### Aufgaben
a: Geben Sie den Abschnitt des Übungstextes zum Neuerungsverbot wieder, der mit den Worten „13 Für die Annahme“ beginnt und mit „Neuerungsverbot verstoßend gewertet.“ endet. Ersetzen Sie darin „Rechtsprechung“ durch „Judikatur“.
b: Setzen Sie den Übungstext zum Neuerungsverbot im Anschluss an seinen letzten Satz fort.

### Übungstext
11 Darüber hinaus wird mit dem Vorbringen eine Rechtsfrage grundsätzlicher Bedeutung nach Art. 133 Abs. 4 B-VG nicht aufgezeigt:
12 Die Revision bringt zu ihrer Zulässigkeit auf das Wesentliche zusammengefasst vor, das Bundesverwaltungsgericht sei von der ständigen Rechtsprechung des Verwaltungsgerichtshofes zur Beurteilung der Anwendbarkeit des Neuerungsverbotes abgewichen. Von einem Missbrauch könne im gegenständlichen Fall keine Rede sein, zumal der Revisionswerber aus nachvollziehbaren Gründen nicht in der Lage gewesen sei, Angaben über höchstpersönliche, die Geschlechtssphäre betreffende Umstände gegenüber der Behörde zu machen.
13 Für die Annahme eines Neuerungsverbotes bedarf es nach der Rechtsprechung der Auseinandersetzung mit der für die Annahme eines Neuerungsverbotes erforderlichen Voraussetzung der missbräuchlichen Verlängerung des Asylverfahrens (vgl. VwGH 29.7.2015, Ra 2015/18/0036, mwN).
14 Das Bundesverwaltungsgericht hat sich mit dem erstmals in der Beschwerde erhobenen Vorbringen des außerehelichen Kontakts dahin gehend näher befasst, als es diesem Vorbringen zum einen die Glaubwürdigkeit abgesprochen, indem es dieses als spätes, gesteigertes Vorbringen qualifiziert hat. Zum anderen hat es dieses Vorbringen alternativ auch unter Bezugnahme auf die vorliegende Rechtsprechung wegen der angenommenen Missbrauchsabsicht als gegen das Neuerungsverbot verstoßend gewertet.

### Material
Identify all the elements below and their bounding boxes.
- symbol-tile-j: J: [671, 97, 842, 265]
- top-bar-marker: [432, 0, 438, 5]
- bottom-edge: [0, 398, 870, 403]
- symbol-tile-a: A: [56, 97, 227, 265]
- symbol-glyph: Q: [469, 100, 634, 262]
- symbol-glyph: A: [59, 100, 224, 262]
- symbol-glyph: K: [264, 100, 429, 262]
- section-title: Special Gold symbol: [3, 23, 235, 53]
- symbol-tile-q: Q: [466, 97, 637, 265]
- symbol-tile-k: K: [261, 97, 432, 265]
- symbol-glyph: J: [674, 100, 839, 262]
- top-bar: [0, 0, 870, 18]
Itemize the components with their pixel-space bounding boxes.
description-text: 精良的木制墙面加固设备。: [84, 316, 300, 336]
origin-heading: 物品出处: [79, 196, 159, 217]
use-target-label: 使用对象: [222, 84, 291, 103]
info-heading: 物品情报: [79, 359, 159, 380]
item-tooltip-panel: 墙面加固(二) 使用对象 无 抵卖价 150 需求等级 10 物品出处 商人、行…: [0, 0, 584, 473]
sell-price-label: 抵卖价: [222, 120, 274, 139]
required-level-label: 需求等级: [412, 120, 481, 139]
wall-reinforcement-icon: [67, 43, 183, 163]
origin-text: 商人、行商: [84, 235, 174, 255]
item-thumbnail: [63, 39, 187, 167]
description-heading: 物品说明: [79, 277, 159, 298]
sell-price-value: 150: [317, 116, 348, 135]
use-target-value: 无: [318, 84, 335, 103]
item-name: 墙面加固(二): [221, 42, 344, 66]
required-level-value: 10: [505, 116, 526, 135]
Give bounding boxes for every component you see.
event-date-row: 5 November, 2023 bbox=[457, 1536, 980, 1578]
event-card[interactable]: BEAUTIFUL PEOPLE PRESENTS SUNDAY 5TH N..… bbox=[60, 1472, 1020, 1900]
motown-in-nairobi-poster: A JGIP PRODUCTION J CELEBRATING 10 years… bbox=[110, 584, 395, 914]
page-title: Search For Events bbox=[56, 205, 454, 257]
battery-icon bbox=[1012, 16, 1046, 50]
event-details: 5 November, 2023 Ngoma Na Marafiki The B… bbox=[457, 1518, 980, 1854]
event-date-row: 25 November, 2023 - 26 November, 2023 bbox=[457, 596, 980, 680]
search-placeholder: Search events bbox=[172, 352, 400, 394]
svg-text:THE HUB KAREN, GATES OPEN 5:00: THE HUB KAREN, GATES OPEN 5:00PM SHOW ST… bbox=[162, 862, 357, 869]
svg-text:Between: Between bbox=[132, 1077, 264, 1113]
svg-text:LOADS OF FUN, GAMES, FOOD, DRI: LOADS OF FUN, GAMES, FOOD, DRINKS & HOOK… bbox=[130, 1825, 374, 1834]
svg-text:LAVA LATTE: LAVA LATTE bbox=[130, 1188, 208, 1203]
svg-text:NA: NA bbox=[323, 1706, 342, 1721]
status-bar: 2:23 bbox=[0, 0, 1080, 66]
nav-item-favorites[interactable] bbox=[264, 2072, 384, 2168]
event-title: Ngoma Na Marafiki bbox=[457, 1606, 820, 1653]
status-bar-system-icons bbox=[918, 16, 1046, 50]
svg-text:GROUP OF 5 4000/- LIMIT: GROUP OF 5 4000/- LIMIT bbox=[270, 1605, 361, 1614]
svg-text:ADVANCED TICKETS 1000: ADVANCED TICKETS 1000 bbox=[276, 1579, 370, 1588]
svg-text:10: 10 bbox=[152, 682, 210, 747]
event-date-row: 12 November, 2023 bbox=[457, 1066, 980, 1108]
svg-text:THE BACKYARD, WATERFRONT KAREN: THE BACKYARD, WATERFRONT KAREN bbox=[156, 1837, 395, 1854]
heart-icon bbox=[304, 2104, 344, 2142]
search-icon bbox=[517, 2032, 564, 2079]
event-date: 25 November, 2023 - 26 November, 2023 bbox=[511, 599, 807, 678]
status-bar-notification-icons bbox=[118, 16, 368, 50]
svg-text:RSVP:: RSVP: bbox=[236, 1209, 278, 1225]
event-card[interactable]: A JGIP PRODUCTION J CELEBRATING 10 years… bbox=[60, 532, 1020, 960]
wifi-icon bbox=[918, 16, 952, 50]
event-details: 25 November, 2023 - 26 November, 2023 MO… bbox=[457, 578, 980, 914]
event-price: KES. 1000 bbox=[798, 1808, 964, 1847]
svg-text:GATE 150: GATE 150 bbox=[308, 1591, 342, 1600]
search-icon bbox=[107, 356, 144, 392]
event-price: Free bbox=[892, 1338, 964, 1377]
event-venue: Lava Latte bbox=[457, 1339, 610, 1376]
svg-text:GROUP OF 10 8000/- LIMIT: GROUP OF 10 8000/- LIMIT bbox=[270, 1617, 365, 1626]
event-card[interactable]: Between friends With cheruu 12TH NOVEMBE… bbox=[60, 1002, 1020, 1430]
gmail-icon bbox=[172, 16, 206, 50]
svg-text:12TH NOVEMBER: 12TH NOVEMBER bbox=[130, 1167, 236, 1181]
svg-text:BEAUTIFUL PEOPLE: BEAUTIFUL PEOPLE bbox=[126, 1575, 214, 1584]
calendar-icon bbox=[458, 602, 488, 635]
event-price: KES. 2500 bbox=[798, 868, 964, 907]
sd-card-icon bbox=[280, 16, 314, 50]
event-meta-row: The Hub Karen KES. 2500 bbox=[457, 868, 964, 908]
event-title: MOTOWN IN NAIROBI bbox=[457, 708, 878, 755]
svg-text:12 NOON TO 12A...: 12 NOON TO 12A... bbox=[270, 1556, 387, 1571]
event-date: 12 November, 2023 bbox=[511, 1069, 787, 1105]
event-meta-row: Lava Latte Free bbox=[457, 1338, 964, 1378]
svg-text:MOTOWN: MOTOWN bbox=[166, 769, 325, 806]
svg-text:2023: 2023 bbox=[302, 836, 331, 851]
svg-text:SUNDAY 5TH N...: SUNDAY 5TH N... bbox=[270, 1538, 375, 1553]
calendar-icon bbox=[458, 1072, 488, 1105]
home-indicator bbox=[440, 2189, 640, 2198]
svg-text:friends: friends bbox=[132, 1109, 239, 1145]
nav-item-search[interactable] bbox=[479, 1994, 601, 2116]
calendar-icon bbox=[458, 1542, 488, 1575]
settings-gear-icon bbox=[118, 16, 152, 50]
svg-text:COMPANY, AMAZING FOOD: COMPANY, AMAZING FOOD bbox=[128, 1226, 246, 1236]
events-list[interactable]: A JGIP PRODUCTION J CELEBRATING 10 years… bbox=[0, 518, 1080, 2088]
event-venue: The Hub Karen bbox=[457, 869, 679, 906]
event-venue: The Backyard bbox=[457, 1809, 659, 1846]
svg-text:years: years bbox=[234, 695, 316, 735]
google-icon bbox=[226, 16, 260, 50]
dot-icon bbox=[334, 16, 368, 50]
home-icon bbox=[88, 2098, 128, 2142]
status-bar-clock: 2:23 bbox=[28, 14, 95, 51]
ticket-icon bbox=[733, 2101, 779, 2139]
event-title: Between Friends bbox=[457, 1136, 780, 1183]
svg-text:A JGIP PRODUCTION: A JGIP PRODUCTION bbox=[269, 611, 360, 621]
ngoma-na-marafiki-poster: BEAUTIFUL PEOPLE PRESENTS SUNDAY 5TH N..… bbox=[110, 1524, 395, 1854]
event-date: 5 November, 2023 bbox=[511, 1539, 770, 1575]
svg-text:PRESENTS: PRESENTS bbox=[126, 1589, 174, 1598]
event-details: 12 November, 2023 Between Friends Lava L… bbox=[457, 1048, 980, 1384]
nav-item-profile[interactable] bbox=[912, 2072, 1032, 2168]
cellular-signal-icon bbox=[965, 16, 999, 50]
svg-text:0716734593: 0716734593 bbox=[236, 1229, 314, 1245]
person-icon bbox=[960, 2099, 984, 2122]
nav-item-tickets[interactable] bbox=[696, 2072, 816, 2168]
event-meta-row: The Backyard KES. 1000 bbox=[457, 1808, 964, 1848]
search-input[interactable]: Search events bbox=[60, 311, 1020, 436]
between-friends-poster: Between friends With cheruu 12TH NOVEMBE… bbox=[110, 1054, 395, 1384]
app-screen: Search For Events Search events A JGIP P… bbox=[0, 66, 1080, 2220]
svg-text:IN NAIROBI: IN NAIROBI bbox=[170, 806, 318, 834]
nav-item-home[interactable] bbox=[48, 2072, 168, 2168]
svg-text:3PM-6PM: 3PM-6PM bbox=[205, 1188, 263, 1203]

### Lösungen
a:
13 Für die Annahme eines Neuerungsverbotes bedarf es nach der Judikatur der Auseinandersetzung mit der für die Annahme eines Neuerungsverbotes erforderlichen Voraussetzung der missbräuchlichen Verlängerung des Asylverfahrens (vgl. VwGH 29.7.2015, Ra 2015/18/0036, mwN).
14 Das Bundesverwaltungsgericht hat sich mit dem erstmals in der Beschwerde erhobenen Vorbringen des außerehelichen Kontakts dahin gehend näher befasst, als es diesem Vorbringen zum einen die Glaubwürdigkeit abgesprochen, indem es dieses als spätes, gesteigertes Vorbringen qualifiziert hat. Zum anderen hat es dieses Vorbringen alternativ auch unter Bezugnahme auf die vorliegende Judikatur wegen der angenommenen Missbrauchsabsicht als gegen das Neuerungsverbot verstoßend gewertet.

b:
15 Die Revision greift nur den vom Verwaltungsgericht alternativ angenommenen Verstoß gegen das Neuerungsverbot auf. Insoweit im Zulassungsvorbringen unter Hinweis auf die Entscheidung des Verfassungsgerichtshofes lediglich ausgeführt wird, von Missbrauch könne keine Rede sein, weil der Revisionswerber nicht in der Lage gewesen sei, über höchst persönliche, die Geschlechtssphäre betreffende Umstände Angaben zu machen, wird mit diesen unsubstantiiert gebliebenen Ausführungen nicht dargelegt, dass die rechtliche Beurteilung des Bundesverwaltungsgerichts in unvertretbarer Weise erfolgt wäre. 16 Soweit das Verwaltungsgericht das in der Beschwerde erhobene Vorbringen - neben der Missbrauchsabsicht - auch als unglaubwürdig beurteilt hat, greift dies die Revision nicht auf und zeigt damit auch nicht auf, dass diese Erwägungen unvertretbar wären.
17 Vom Revisionswerber wird somit insgesamt keine Rechtsfrage von grundsätzlicher Bedeutung iSd Art. 133 Abs. 4 B-VG dargetan, von deren Lösung die Erledigung der Revision abhängt. Sie war daher gemäß § 34 Abs. 1 VwGG zurückzuweisen.